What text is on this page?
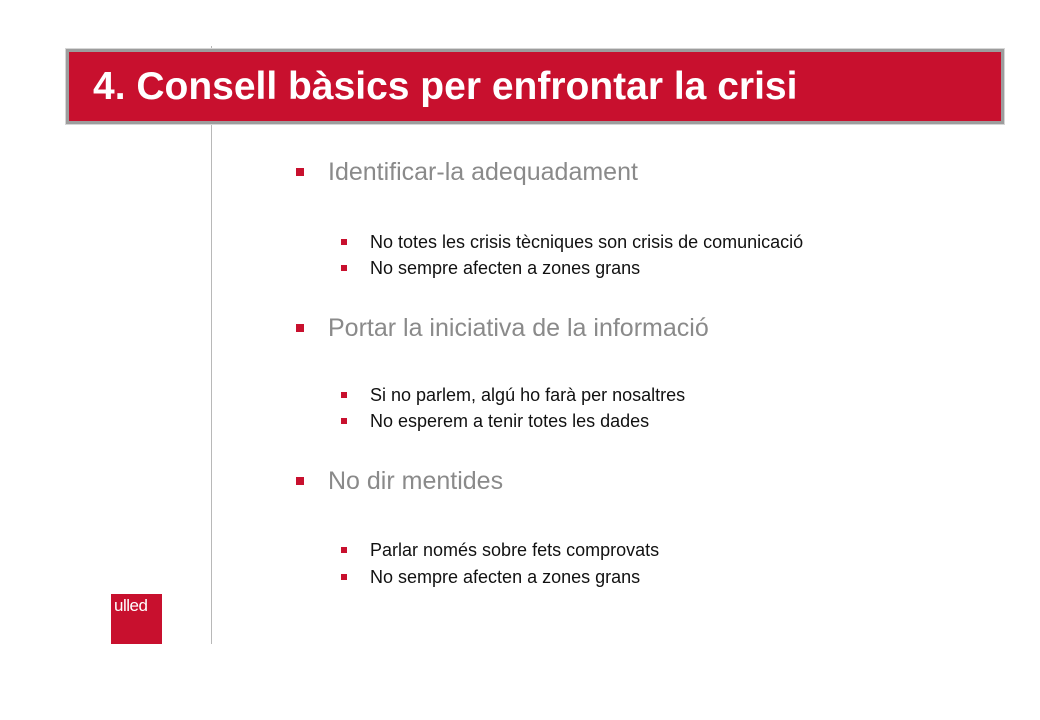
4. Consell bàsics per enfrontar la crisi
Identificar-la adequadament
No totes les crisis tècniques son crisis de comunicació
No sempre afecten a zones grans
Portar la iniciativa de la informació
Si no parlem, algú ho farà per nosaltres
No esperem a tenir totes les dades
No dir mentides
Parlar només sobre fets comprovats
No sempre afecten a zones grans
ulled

--

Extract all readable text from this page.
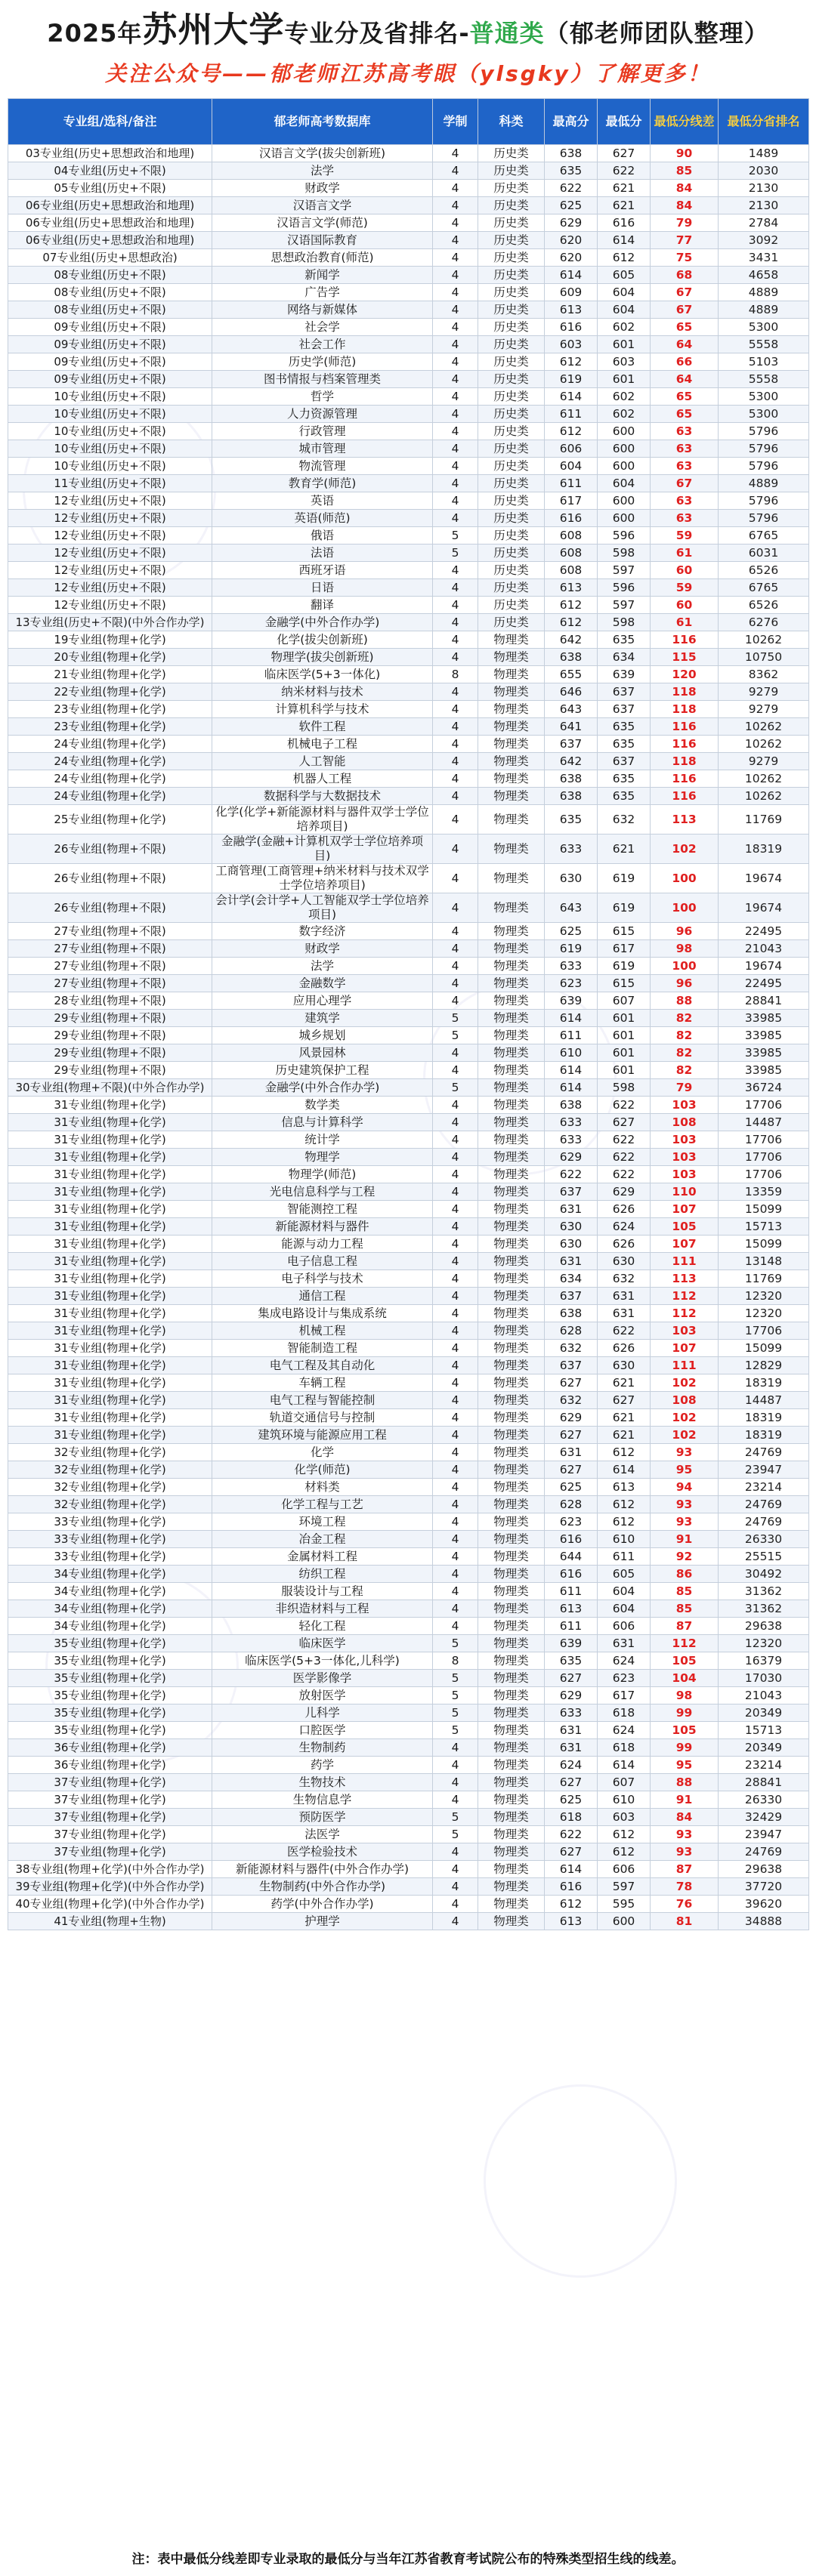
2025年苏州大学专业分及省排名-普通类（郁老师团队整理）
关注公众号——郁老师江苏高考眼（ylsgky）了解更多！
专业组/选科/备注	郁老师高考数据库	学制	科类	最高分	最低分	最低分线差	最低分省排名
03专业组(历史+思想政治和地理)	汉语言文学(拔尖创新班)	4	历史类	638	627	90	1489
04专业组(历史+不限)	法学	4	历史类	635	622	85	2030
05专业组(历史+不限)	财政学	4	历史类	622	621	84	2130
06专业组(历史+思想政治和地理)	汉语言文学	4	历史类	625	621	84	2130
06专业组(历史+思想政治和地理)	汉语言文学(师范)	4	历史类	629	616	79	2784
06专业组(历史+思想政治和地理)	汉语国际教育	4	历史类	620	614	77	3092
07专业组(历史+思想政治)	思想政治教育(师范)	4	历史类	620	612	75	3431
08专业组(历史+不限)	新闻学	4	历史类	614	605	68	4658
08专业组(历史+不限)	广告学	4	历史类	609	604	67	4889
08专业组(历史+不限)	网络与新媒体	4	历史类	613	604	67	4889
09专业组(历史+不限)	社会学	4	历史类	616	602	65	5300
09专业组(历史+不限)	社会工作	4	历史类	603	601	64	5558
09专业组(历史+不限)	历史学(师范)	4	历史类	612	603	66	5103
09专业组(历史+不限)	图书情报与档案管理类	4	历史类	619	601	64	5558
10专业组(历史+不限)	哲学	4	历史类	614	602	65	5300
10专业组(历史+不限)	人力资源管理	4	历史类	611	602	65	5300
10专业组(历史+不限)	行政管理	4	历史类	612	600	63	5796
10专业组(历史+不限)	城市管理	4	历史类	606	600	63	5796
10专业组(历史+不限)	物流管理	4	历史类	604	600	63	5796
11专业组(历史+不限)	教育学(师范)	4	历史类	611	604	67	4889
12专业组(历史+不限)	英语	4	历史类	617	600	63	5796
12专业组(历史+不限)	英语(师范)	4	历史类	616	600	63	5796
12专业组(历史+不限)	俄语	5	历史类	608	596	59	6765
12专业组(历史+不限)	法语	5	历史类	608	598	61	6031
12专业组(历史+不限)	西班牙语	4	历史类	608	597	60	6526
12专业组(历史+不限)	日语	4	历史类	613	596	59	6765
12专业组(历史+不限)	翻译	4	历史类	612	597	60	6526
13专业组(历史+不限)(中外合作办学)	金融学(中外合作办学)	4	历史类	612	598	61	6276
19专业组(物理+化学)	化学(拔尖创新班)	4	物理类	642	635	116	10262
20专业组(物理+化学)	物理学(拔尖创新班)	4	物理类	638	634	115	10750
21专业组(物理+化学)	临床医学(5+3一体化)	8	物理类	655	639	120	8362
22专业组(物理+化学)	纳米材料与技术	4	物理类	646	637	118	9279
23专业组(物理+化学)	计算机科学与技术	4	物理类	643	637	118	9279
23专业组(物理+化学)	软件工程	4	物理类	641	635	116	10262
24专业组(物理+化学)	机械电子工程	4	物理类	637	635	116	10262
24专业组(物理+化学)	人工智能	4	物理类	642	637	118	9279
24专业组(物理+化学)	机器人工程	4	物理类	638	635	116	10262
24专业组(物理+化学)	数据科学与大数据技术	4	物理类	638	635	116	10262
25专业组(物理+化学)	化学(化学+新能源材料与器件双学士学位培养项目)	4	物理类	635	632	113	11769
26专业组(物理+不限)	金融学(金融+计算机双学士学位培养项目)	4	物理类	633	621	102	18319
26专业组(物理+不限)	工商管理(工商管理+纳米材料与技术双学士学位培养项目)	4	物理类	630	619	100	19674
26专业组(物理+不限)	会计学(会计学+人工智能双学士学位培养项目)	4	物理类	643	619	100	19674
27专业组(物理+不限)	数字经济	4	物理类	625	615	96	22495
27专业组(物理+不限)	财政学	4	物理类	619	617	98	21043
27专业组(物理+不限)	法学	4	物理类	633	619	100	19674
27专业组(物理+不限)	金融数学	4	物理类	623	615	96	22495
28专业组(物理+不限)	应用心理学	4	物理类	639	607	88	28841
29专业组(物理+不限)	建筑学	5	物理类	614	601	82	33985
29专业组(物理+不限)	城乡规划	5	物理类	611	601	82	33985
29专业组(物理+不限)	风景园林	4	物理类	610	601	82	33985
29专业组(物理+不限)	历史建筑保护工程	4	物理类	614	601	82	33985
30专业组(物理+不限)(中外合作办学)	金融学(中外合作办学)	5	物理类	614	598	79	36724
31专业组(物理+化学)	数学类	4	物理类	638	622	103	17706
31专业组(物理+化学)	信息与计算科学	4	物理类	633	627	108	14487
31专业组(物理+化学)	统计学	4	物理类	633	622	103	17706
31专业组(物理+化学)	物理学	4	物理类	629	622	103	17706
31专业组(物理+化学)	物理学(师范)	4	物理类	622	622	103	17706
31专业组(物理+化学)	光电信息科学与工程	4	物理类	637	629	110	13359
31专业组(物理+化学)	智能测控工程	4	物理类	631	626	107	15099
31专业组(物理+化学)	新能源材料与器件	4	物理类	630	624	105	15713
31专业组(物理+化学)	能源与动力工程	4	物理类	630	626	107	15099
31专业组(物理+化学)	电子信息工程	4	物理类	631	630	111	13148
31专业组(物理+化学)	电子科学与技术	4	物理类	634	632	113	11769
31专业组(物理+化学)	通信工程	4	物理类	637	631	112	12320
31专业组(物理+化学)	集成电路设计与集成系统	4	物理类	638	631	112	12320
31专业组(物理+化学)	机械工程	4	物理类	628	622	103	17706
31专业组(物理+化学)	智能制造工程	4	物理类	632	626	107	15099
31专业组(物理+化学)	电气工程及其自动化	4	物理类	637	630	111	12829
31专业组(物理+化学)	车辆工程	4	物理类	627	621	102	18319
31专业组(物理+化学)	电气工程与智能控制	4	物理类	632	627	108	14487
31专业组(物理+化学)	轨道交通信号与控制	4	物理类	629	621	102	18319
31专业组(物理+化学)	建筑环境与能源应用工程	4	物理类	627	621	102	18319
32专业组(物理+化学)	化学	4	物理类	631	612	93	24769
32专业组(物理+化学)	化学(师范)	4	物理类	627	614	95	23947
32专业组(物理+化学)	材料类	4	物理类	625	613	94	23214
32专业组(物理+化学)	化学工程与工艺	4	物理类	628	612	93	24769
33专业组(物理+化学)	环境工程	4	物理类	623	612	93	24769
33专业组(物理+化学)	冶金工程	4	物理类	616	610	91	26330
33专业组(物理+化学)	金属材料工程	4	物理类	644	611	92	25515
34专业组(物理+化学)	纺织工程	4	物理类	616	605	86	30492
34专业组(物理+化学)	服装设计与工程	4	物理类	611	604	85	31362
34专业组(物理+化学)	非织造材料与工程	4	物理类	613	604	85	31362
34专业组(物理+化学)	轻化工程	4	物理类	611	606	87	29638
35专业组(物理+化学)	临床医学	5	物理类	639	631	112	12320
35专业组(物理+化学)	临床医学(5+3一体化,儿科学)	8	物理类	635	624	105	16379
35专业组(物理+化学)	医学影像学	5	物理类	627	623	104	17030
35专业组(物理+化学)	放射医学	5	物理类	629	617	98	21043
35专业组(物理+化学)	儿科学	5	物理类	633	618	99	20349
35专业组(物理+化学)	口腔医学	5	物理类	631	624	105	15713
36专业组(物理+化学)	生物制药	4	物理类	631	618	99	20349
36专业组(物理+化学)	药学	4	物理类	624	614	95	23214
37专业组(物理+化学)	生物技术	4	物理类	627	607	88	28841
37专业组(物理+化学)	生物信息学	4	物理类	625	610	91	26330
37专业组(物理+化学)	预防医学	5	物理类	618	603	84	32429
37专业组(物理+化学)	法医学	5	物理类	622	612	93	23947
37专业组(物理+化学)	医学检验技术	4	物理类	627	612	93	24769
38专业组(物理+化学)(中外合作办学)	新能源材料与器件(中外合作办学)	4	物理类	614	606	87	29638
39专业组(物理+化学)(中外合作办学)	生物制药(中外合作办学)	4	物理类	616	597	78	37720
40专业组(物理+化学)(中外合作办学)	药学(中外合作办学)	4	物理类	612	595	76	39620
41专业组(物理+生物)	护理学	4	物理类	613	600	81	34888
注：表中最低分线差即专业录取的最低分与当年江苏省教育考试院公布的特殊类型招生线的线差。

==

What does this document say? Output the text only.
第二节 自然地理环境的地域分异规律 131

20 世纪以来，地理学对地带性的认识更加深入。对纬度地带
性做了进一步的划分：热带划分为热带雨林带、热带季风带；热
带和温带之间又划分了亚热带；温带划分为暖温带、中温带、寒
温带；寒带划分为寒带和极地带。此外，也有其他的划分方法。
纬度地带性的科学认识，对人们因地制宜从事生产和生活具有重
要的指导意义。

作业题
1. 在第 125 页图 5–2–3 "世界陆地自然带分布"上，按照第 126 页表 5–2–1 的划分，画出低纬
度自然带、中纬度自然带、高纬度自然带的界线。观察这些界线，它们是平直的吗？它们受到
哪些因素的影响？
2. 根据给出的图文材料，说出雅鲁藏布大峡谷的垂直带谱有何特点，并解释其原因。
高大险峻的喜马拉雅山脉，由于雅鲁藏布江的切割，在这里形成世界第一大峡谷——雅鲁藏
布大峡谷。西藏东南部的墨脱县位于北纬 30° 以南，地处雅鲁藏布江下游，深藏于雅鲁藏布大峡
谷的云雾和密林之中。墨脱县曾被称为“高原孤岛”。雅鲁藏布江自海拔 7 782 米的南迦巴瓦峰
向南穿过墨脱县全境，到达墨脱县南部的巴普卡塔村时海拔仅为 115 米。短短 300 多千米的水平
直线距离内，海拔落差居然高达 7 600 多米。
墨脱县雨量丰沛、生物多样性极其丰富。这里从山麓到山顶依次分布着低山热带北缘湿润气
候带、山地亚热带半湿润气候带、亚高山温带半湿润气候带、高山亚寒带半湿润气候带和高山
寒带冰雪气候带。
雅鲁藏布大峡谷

• Exercise
Extract every line of the records above that contains the word "What".

• Exercise solution
What text is on this page?
What does this document say? Output the text only.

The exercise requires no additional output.